--- EXERCISE PASSAGE ---

┄┄┄┄┄┄

Re: Hard limit on WAL space used (because PANIC sucks) - Mailing list pgsql-hackers

From Heikki Linnakangas
Subject Re: Hard limit on WAL space used (because PANIC sucks)
Date
Msg-id 51B20D99.5010000@vmware.com
Whole thread Raw
In response to Re: Hard limit on WAL space used (because PANIC sucks)  (Tom Lane <tgl@sss.pgh.pa.us>)
Responses Re: Hard limit on WAL space used (because PANIC sucks)  (Tom Lane <tgl@sss.pgh.pa.us>)
List pgsql-hackers
On 07.06.2013 19:33, Tom Lane wrote:
> Heikki Linnakangas<hlinnakangas@vmware.com>  writes:
>> On 06.06.2013 17:00, Heikki Linnakangas wrote:
>>> A more workable idea is to sprinkle checks in higher-level code, before
>>> you hold any critical locks, to check that there is enough preallocated
>>> WAL. Like, at the beginning of heap_insert, heap_update, etc., and all
>>> similar indexam entry points.

┄┄┄┄┄┄

--- PROBLEM STATEMENT ---
Can you return the part of the pgsql-hackers message starting with "Responses Re: Hard" and going on through "indexam entry points."? None of the rows have any bearing on this.

Page layout parsing rows:
┄┄┄┄┄┄

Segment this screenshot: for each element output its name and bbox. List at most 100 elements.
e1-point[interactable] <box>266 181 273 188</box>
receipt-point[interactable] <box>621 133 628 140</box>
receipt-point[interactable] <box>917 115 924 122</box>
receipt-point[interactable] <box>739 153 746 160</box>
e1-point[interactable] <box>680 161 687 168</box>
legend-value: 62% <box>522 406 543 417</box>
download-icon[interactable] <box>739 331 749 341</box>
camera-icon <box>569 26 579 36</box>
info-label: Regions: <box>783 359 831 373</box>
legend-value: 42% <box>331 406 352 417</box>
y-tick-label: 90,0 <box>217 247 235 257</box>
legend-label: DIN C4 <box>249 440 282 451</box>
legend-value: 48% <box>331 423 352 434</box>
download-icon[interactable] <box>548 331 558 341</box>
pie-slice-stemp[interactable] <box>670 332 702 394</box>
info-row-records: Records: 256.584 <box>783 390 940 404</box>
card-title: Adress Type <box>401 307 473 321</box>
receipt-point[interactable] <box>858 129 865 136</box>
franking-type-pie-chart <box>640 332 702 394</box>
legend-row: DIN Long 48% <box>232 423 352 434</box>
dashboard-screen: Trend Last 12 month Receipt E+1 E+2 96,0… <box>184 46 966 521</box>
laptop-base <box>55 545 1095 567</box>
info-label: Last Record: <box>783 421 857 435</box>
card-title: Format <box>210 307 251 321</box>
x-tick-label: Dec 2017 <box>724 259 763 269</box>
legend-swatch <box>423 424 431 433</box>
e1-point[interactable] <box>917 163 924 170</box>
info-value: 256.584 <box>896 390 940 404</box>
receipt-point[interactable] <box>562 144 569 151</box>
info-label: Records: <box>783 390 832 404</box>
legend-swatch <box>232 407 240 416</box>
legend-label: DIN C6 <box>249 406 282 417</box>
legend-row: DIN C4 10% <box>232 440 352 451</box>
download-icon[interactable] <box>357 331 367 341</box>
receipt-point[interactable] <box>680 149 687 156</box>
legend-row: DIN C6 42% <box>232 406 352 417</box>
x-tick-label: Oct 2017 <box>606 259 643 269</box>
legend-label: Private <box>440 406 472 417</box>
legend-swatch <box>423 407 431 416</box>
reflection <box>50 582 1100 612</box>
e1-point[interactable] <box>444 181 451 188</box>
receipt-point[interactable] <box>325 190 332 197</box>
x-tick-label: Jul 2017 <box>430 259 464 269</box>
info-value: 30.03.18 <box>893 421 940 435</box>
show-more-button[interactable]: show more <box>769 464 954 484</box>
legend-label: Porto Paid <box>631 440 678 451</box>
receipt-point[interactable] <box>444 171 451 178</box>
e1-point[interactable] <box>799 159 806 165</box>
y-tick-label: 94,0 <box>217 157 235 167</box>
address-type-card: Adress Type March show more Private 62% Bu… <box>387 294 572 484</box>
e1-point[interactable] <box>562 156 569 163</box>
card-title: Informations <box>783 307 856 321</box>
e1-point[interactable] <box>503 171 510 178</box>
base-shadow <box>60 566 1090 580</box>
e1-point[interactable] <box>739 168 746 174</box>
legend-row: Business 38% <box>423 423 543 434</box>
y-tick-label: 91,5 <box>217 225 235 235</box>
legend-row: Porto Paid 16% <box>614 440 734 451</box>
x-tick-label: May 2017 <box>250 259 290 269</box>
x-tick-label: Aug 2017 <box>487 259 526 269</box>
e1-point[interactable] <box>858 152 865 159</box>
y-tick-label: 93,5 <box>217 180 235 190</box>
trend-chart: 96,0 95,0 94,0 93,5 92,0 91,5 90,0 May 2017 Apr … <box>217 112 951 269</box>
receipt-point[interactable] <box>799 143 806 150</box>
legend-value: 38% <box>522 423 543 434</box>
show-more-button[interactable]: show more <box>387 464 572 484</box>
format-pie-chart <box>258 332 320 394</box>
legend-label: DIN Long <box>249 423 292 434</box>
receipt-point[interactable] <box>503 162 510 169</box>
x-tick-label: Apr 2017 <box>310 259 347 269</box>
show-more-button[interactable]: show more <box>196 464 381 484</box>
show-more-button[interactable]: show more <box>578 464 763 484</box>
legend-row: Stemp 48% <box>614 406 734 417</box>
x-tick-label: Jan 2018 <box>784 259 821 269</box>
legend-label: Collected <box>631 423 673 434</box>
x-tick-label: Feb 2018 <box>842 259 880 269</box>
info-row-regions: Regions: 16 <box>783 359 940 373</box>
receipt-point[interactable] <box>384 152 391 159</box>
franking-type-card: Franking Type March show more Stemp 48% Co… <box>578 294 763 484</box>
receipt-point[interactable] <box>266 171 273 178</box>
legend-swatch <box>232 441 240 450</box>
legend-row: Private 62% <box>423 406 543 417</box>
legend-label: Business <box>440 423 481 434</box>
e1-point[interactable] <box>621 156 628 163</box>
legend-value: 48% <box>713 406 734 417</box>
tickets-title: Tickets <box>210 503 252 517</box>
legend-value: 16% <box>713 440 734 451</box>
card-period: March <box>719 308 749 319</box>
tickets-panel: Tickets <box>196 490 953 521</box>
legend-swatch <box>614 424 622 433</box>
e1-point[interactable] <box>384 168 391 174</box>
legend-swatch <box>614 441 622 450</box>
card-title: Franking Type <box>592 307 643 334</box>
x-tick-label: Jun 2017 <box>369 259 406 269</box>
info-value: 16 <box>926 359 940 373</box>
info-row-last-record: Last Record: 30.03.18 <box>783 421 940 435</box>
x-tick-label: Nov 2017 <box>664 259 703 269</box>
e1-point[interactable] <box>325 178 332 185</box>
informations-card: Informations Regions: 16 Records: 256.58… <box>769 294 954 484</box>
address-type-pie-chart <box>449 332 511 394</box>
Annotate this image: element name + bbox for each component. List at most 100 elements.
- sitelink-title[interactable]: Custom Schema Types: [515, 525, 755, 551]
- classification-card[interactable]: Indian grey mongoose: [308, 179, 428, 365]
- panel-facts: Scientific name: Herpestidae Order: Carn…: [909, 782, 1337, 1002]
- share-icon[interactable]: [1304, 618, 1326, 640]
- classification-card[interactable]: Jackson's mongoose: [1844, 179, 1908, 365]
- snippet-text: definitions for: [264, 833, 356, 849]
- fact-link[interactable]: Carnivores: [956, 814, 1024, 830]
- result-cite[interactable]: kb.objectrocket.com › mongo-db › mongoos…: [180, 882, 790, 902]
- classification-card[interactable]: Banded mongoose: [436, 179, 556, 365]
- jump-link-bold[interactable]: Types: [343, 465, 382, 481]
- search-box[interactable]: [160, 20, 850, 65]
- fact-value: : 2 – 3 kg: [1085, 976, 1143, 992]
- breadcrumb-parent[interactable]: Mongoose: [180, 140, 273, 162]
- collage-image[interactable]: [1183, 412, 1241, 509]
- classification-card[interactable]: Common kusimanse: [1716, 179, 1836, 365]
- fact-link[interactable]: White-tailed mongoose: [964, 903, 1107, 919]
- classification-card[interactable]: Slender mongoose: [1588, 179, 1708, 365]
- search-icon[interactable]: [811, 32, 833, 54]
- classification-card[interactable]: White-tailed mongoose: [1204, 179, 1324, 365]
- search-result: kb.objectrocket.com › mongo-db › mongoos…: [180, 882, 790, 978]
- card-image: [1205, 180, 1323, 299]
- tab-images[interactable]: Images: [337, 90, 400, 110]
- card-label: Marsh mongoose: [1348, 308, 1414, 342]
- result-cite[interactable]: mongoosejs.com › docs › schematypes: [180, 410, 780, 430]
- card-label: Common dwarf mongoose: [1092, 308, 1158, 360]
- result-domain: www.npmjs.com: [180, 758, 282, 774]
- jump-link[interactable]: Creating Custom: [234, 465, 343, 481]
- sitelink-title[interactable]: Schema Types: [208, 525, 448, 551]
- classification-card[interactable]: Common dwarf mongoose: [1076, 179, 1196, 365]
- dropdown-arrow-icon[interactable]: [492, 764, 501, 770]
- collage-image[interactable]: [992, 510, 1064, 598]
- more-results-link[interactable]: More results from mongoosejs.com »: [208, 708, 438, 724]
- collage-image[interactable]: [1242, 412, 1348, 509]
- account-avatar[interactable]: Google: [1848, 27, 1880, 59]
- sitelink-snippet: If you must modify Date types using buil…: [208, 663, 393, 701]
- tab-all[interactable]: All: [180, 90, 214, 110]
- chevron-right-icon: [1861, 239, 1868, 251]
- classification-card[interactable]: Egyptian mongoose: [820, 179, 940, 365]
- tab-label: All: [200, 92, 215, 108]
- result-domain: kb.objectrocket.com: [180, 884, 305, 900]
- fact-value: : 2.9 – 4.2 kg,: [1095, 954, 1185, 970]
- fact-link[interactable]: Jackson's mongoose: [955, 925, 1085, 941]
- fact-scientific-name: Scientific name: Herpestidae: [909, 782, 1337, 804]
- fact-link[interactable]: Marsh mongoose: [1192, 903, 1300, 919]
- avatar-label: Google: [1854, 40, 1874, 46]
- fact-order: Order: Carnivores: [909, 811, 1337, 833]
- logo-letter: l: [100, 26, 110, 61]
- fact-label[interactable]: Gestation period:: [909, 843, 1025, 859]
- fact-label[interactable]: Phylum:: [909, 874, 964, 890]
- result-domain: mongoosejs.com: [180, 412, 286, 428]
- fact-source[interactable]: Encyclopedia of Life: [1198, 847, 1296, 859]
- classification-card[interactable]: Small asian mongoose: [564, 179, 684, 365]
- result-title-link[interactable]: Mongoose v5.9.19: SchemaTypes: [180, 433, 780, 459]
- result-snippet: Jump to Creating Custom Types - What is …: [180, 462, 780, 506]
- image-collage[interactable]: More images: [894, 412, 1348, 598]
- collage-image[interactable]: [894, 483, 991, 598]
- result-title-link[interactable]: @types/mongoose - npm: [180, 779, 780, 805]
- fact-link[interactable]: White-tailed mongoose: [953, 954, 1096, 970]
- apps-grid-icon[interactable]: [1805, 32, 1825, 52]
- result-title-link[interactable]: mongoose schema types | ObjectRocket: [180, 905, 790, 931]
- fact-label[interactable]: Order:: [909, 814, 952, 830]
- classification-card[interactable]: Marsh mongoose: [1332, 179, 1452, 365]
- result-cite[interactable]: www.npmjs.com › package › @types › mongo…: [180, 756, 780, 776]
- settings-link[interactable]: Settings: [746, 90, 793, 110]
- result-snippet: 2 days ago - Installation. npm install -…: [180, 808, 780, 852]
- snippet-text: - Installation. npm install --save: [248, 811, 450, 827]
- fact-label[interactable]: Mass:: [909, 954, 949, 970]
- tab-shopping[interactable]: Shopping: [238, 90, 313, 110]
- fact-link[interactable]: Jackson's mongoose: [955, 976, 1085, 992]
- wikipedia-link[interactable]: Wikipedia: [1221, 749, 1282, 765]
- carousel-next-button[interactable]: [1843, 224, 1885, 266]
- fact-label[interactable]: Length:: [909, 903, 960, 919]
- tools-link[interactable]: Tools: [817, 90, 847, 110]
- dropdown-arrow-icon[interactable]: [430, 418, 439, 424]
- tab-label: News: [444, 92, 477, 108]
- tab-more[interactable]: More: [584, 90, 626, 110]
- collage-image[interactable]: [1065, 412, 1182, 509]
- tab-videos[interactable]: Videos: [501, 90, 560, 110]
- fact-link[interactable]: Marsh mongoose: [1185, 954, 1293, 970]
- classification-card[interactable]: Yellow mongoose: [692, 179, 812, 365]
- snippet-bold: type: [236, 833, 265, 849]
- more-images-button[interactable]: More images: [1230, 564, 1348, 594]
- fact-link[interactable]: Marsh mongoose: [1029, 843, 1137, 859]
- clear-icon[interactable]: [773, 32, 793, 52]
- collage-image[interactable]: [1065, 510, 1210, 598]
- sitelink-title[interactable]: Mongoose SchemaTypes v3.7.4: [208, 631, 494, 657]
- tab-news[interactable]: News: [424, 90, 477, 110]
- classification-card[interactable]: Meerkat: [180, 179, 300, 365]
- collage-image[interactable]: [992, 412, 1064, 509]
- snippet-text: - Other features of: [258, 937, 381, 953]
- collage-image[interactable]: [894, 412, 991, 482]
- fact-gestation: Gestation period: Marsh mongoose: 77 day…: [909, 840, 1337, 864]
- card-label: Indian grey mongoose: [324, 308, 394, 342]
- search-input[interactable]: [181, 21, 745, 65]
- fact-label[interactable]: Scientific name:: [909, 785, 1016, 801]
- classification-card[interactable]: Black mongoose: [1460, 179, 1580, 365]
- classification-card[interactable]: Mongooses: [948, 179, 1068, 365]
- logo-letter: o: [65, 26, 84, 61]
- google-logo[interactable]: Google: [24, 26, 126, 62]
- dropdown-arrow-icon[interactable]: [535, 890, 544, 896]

┄┄┄┄┄┄

--- RESULT BELOW ---
Responses Re: Hard limit on WAL space used (because PANIC sucks)  (Tom Lane <tgl@sss.pgh.pa.us>)
List pgsql-hackers
On 07.06.2013 19:33, Tom Lane wrote:
> Heikki Linnakangas<hlinnakangas@vmware.com>  writes:
>> On 06.06.2013 17:00, Heikki Linnakangas wrote:
>>> A more workable idea is to sprinkle checks in higher-level code, before
>>> you hold any critical locks, to check that there is enough preallocated
>>> WAL. Like, at the beginning of heap_insert, heap_update, etc., and all
>>> similar indexam entry points.